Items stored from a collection

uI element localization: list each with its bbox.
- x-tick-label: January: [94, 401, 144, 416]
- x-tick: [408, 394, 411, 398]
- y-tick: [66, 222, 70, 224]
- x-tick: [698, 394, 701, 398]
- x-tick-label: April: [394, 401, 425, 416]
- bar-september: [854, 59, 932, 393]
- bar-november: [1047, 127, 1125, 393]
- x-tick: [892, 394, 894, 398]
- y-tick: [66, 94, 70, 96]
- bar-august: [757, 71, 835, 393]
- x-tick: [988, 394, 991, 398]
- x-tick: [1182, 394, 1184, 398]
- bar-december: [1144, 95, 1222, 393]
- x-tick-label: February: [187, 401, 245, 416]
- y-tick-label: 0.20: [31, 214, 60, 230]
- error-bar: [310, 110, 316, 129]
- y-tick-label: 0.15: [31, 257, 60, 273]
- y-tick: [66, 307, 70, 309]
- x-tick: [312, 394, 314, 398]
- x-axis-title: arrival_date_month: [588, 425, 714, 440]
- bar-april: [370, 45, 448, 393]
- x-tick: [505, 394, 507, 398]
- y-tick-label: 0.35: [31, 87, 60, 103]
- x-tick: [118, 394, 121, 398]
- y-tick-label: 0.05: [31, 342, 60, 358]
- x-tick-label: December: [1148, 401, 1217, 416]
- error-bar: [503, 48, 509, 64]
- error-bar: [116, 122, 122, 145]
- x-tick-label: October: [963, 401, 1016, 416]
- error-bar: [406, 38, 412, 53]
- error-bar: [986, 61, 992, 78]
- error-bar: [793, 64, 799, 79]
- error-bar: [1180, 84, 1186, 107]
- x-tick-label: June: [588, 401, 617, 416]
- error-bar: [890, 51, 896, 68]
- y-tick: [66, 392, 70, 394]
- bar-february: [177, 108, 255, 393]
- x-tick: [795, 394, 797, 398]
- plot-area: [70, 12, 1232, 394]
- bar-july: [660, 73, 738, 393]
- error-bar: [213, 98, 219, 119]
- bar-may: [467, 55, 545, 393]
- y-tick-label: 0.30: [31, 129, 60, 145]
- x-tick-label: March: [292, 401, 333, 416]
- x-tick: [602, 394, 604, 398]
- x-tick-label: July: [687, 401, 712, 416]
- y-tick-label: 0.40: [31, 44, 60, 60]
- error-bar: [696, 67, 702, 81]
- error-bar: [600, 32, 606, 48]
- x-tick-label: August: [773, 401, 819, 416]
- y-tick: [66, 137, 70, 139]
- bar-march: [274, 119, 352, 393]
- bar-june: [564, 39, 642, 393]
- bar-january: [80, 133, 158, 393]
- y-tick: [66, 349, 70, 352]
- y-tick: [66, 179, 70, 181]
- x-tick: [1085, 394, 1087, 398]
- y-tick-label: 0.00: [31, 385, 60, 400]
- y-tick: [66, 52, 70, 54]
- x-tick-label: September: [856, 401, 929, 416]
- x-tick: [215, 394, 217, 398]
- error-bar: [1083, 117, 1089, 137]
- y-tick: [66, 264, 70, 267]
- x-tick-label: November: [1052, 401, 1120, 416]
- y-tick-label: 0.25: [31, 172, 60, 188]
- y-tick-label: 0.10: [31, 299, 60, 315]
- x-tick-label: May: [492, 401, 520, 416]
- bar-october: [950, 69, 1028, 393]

◆ Short exercise: Gather every line of the listing above that contains the string "error", and copy each one. Matching is case-sensitive.

◆ Complete output:
- error-bar: [310, 110, 316, 129]
- error-bar: [503, 48, 509, 64]
- error-bar: [116, 122, 122, 145]
- error-bar: [406, 38, 412, 53]
- error-bar: [986, 61, 992, 78]
- error-bar: [793, 64, 799, 79]
- error-bar: [1180, 84, 1186, 107]
- error-bar: [890, 51, 896, 68]
- error-bar: [213, 98, 219, 119]
- error-bar: [696, 67, 702, 81]
- error-bar: [600, 32, 606, 48]
- error-bar: [1083, 117, 1089, 137]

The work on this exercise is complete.